▶ [Exercise]: Collect from the data below each line with "brand".

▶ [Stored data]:
>>
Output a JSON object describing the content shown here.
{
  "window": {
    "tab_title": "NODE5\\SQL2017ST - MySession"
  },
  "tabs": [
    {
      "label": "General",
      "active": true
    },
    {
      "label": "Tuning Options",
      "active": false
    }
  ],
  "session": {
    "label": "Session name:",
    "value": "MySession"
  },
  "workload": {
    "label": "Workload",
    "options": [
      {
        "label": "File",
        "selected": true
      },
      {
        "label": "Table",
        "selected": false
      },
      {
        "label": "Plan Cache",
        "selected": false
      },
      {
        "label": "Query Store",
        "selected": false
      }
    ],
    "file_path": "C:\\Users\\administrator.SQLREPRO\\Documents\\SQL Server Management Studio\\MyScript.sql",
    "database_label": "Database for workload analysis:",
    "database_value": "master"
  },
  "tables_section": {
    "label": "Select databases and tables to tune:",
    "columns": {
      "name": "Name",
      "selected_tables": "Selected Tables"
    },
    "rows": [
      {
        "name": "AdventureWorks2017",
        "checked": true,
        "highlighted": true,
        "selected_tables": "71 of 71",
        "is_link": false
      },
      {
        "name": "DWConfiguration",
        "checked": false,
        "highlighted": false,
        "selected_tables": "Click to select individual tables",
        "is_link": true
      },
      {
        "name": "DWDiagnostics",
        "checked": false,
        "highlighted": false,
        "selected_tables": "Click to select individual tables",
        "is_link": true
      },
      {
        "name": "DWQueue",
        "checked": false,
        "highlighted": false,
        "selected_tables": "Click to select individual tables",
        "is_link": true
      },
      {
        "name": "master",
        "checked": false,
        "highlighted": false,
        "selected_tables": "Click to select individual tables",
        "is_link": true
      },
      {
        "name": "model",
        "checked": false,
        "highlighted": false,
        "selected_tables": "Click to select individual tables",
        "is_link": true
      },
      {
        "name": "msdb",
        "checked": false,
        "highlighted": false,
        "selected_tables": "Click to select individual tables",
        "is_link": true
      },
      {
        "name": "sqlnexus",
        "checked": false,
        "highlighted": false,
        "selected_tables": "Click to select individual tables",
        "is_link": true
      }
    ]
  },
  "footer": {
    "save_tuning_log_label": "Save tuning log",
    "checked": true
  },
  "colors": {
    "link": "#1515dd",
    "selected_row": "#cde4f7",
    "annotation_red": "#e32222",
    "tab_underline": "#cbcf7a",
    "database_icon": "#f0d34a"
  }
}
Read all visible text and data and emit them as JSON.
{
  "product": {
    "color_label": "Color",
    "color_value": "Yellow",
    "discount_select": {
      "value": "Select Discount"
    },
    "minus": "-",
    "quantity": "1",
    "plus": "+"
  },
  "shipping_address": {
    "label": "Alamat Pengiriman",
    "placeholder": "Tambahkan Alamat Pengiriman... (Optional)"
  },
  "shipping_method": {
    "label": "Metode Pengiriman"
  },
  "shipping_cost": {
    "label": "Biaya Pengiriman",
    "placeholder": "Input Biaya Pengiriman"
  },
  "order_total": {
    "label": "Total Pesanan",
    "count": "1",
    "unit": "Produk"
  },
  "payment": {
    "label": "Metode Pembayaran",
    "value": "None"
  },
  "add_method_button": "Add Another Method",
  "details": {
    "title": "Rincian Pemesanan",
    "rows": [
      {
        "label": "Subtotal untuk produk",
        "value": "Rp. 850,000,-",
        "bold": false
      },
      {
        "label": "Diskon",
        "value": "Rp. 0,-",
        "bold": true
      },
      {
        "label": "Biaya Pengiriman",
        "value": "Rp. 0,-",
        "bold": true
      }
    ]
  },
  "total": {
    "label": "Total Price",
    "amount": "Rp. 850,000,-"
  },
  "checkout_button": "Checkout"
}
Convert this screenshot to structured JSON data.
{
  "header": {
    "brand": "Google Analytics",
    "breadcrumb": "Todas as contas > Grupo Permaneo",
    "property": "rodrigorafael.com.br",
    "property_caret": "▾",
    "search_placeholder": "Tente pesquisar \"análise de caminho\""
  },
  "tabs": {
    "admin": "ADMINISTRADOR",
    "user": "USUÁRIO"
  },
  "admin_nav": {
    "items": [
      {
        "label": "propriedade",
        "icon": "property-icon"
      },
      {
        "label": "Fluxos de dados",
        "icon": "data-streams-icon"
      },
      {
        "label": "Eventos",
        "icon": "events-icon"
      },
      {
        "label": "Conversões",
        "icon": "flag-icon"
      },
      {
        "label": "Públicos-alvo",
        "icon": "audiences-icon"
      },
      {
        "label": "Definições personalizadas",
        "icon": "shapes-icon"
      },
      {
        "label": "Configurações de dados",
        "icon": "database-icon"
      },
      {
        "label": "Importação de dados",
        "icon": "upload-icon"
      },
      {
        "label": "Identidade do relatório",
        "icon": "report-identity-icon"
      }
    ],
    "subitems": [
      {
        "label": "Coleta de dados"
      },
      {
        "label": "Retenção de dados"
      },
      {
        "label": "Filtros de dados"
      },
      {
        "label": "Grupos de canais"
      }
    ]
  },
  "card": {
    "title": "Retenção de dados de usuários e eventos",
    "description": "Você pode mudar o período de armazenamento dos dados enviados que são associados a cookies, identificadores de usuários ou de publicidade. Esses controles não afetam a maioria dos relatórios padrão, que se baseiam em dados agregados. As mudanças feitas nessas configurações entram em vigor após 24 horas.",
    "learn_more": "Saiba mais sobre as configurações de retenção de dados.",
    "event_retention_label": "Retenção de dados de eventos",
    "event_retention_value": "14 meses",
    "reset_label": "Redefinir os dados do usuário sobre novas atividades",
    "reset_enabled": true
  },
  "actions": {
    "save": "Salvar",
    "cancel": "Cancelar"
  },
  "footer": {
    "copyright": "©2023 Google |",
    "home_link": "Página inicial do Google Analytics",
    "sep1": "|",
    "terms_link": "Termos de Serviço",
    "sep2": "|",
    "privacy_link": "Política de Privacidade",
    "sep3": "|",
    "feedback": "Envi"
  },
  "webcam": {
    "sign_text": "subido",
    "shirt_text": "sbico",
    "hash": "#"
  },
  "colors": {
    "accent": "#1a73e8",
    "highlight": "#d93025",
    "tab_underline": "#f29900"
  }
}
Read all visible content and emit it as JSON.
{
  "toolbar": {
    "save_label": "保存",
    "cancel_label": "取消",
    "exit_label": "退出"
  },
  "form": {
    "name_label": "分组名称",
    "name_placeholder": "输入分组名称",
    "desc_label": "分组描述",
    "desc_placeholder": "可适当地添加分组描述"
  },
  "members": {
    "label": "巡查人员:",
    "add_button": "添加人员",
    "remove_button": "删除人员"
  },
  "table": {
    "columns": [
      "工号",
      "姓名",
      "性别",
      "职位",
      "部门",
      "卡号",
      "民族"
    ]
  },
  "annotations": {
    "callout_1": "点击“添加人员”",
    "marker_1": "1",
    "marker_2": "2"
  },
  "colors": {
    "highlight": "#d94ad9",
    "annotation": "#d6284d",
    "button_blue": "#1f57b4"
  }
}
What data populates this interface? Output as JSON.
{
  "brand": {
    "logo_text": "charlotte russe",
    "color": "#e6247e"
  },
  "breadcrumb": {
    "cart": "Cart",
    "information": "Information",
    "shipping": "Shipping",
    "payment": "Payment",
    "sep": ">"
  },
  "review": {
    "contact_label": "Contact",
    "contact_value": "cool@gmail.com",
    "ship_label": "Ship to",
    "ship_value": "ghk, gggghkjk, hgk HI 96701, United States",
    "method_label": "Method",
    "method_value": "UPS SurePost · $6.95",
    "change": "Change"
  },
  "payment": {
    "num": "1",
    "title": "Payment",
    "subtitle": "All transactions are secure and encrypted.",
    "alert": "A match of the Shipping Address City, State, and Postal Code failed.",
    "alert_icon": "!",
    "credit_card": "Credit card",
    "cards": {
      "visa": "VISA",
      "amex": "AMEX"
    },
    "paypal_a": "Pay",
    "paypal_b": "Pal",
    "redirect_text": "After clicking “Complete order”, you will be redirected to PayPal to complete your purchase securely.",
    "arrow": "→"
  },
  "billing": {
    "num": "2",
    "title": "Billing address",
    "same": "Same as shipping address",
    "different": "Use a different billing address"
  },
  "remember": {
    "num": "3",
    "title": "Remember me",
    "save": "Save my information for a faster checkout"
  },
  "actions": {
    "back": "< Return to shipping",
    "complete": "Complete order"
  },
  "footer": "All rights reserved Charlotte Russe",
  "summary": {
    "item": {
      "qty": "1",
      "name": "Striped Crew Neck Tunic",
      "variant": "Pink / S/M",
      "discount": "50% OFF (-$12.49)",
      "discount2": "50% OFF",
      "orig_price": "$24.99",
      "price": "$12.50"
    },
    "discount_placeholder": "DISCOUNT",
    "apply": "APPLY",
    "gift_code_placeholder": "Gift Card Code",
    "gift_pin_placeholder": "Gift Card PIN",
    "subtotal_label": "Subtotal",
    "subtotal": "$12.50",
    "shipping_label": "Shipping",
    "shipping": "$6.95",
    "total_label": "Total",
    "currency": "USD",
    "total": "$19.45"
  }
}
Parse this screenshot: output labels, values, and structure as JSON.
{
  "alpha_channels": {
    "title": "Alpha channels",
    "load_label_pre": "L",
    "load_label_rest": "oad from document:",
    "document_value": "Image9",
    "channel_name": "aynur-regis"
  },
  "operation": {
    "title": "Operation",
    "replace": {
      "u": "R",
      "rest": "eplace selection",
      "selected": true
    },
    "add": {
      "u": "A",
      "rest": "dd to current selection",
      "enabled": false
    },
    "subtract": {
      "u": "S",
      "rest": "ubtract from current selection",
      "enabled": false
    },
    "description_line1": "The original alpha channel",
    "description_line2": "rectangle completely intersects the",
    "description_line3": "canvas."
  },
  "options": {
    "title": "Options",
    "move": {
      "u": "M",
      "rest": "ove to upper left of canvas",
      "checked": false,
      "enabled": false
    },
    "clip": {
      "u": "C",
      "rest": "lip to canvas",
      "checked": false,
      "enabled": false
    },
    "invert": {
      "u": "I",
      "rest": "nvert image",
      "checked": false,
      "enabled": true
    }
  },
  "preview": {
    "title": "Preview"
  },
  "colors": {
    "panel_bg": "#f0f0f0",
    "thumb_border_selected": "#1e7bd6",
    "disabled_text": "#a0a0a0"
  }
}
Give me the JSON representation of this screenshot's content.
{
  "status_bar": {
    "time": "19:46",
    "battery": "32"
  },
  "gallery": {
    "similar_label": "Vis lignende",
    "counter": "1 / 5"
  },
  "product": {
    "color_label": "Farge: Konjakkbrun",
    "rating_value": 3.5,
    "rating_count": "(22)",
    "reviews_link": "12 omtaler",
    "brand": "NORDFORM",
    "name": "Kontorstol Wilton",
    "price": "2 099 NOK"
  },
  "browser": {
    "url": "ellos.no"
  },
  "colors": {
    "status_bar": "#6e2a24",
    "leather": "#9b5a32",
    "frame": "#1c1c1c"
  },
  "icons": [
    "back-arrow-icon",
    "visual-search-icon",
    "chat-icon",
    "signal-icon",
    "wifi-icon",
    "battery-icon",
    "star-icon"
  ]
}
<<
▶ [Output]:
    "brand": "Google Analytics",
  "brand": {
    "brand": "NORDFORM",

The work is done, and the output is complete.